** START OF Document section **
General Washington Johnston
General Washington Johnston, the first to enter land at Mt. Pleasant, was postmaster at Vincennes. He was commissioned to organize Dubois county, February, 1818. He was born in Virginia, in 1783, and was the first member of the Knox county bar. He was the father of Masonry in Indiana, being the prime mover in establishing Vincennes Lodge No. 1, F. & A. M., March, 1809. Johnson was a hero of Tippecanoe, and was promoted quartermaster from the ranks, October 30, 1811. He was auditor of public accounts, adjutant general, treasurer of Indiana territory, etc. He served as state representative during the sixth, eleventh, thirteenth and fourteenth sessions of the General Assembly. Part of the time he was speaker of the house. In all he was a very active pioneer official and citizen. He died October 26, 1833.
** END OF Document section **
** START OF Extracted entries **
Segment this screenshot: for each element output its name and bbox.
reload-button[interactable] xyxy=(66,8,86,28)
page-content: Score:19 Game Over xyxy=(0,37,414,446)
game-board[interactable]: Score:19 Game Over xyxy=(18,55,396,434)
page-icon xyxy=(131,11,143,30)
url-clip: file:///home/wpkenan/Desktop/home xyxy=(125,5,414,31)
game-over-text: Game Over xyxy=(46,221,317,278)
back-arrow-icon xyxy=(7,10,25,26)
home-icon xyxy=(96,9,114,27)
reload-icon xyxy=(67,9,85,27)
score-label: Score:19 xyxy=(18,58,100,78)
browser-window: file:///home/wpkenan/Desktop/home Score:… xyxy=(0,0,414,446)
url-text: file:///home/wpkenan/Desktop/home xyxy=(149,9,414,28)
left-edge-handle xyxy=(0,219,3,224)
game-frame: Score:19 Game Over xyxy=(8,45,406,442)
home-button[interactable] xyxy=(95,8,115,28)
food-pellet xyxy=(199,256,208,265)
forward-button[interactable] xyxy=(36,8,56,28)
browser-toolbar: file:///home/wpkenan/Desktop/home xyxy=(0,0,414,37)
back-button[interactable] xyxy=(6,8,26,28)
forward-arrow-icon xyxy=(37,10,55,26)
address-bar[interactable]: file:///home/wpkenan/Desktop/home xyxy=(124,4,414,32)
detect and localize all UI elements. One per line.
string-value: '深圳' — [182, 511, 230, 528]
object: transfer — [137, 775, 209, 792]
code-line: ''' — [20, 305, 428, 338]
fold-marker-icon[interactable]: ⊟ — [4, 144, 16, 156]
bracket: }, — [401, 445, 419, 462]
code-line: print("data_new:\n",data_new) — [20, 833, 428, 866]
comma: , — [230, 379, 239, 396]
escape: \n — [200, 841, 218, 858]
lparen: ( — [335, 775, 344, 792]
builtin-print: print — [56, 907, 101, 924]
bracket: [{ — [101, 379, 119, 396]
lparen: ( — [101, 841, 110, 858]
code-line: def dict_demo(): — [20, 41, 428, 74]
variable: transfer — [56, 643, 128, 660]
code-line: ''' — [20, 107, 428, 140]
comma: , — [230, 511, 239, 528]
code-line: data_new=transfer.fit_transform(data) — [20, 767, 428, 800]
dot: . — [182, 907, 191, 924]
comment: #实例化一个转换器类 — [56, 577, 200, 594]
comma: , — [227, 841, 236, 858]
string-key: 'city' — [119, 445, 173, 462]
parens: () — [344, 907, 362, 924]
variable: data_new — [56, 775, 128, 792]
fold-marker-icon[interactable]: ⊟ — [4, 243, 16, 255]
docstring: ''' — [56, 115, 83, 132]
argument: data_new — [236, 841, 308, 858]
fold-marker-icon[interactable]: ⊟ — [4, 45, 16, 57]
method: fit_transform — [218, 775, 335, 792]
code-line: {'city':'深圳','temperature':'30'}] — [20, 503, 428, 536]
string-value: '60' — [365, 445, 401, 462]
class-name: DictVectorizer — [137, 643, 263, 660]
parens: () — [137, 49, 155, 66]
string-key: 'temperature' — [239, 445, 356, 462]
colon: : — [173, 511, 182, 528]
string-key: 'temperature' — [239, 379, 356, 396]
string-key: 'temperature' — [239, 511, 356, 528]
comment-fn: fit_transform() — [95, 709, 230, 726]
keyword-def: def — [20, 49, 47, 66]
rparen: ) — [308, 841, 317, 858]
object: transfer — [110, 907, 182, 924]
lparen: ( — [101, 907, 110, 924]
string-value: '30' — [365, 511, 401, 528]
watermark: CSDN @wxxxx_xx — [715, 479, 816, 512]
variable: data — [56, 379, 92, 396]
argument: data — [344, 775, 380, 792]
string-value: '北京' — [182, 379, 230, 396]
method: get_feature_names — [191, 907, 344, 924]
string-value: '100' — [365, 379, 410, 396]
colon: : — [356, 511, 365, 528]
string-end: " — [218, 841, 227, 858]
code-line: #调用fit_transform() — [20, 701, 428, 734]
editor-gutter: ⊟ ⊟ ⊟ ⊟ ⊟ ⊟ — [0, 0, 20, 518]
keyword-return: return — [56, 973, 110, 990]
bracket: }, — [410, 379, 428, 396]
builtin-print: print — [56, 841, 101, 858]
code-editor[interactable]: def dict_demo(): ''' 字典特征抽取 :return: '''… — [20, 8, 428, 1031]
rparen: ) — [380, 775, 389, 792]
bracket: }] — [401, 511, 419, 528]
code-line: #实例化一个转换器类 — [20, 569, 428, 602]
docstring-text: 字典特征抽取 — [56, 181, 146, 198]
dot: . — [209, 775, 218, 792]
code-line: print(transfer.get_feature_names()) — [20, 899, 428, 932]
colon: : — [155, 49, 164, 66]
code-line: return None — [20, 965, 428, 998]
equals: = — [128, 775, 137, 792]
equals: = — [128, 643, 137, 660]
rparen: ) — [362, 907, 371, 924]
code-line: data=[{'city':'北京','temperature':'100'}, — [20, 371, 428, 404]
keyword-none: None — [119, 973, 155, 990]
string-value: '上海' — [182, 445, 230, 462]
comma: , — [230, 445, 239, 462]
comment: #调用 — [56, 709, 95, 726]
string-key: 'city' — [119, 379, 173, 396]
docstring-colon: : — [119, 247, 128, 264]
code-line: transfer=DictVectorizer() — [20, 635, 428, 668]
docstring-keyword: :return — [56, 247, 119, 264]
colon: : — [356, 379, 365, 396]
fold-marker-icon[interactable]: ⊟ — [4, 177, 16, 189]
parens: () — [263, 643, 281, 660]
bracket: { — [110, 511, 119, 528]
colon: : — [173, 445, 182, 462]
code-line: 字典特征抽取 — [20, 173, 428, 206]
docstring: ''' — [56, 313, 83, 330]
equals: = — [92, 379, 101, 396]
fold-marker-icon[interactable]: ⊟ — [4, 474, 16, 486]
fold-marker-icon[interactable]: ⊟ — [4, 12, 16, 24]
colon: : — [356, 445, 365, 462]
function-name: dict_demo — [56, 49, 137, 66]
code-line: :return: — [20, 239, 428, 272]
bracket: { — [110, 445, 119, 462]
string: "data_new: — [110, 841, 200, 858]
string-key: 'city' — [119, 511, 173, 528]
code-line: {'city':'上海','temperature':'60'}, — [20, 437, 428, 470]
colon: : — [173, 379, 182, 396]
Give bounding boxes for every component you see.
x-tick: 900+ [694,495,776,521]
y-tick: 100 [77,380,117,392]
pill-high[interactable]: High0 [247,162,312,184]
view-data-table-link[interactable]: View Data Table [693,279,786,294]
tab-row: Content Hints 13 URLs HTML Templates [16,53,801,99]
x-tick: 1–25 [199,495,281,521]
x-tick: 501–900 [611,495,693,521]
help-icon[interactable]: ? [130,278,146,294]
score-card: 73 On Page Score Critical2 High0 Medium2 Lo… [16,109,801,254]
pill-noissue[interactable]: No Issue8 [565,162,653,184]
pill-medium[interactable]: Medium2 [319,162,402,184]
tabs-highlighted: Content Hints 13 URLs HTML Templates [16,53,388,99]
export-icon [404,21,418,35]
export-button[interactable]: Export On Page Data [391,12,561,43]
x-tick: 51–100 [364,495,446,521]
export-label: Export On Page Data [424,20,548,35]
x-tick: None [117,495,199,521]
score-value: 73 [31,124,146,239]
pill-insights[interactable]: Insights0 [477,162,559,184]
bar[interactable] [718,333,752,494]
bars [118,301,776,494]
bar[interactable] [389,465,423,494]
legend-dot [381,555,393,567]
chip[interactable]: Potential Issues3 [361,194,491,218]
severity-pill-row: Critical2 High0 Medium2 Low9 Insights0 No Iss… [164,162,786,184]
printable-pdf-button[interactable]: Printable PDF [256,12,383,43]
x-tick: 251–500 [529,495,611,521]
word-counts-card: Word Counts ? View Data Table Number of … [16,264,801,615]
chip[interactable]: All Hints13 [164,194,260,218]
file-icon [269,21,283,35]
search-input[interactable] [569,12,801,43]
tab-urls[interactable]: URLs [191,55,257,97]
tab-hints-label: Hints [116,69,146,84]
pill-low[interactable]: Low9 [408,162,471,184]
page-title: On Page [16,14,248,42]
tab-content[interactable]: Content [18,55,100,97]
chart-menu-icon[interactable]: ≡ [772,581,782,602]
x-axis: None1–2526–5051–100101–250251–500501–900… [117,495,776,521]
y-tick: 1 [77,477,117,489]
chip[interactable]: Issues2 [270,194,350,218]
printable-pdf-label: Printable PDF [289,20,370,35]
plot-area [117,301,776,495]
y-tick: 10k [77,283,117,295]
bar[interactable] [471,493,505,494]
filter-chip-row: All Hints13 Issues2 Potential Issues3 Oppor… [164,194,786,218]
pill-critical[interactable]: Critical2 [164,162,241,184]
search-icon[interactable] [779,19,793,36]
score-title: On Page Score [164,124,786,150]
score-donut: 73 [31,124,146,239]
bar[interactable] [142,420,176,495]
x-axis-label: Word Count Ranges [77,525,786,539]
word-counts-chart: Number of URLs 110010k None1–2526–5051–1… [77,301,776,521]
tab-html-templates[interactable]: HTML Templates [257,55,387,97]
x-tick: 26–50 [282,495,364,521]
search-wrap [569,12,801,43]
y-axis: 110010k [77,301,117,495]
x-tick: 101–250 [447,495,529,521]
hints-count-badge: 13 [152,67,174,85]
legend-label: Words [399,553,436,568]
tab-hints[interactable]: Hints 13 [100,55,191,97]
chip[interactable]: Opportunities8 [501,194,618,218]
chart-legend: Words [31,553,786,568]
** END OF Extracted entries **
* [To-do list]
(1) Which years does the biography of General Washington Johnston mention? List them in the order they appear.
(2) Can you convert the dataset entries into a Markdown table with the columns Row and Line, starting at the first entry and stopping after the line that contains "fold-marker-icon[interactable]: ⊟ — [4, 144, 16, 156]"? Leave out any blank lines.
The biography and the entries are unrelated to each other.

* [Responses for each task]
(1) 1818, 1783, 1809, 1811, 1833

(2)
| Row | Line |
|---|---|
| 1 | Segment this screenshot: for each element output its name and bbox. |
| 2 | reload-button[interactable] xyxy=(66,8,86,28) |
| 3 | page-content: Score:19 Game Over xyxy=(0,37,414,446) |
| 4 | game-board[interactable]: Score:19 Game Over xyxy=(18,55,396,434) |
| 5 | page-icon xyxy=(131,11,143,30) |
| 6 | url-clip: file:///home/wpkenan/Desktop/home xyxy=(125,5,414,31) |
| 7 | game-over-text: Game Over xyxy=(46,221,317,278) |
| 8 | back-arrow-icon xyxy=(7,10,25,26) |
| 9 | home-icon xyxy=(96,9,114,27) |
| 10 | reload-icon xyxy=(67,9,85,27) |
| 11 | score-label: Score:19 xyxy=(18,58,100,78) |
| 12 | browser-window: file:///home/wpkenan/Desktop/home Score:… xyxy=(0,0,414,446) |
| 13 | url-text: file:///home/wpkenan/Desktop/home xyxy=(149,9,414,28) |
| 14 | left-edge-handle xyxy=(0,219,3,224) |
| 15 | game-frame: Score:19 Game Over xyxy=(8,45,406,442) |
| 16 | home-button[interactable] xyxy=(95,8,115,28) |
| 17 | food-pellet xyxy=(199,256,208,265) |
| 18 | forward-button[interactable] xyxy=(36,8,56,28) |
| 19 | browser-toolbar: file:///home/wpkenan/Desktop/home xyxy=(0,0,414,37) |
| 20 | back-button[interactable] xyxy=(6,8,26,28) |
| 21 | forward-arrow-icon xyxy=(37,10,55,26) |
| 22 | address-bar[interactable]: file:///home/wpkenan/Desktop/home xyxy=(124,4,414,32) |
| 23 | detect and localize all UI elements. One per line. |
| 24 | string-value: '深圳' — [182, 511, 230, 528] |
| 25 | object: transfer — [137, 775, 209, 792] |
| 26 | code-line: ''' — [20, 305, 428, 338] |
| 27 | fold-marker-icon[interactable]: ⊟ — [4, 144, 16, 156] |